Work instruction
The listing below must be reproduced in full, exactly as written.

Extracted information

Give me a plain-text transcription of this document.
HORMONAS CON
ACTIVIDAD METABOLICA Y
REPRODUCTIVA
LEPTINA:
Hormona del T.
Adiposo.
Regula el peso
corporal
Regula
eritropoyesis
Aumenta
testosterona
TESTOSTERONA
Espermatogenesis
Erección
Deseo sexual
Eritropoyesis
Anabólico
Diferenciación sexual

Answer to the exercise
Give me a plain-text transcription of this document.
HORMONAS CON
ACTIVIDAD METABOLICA Y
REPRODUCTIVA
LEPTINA:
Hormona del T.
Adiposo.
Regula el peso
corporal
Regula
eritropoyesis
Aumenta
testosterona
TESTOSTERONA
Espermatogenesis
Erección
Deseo sexual
Eritropoyesis
Anabólico
Diferenciación sexual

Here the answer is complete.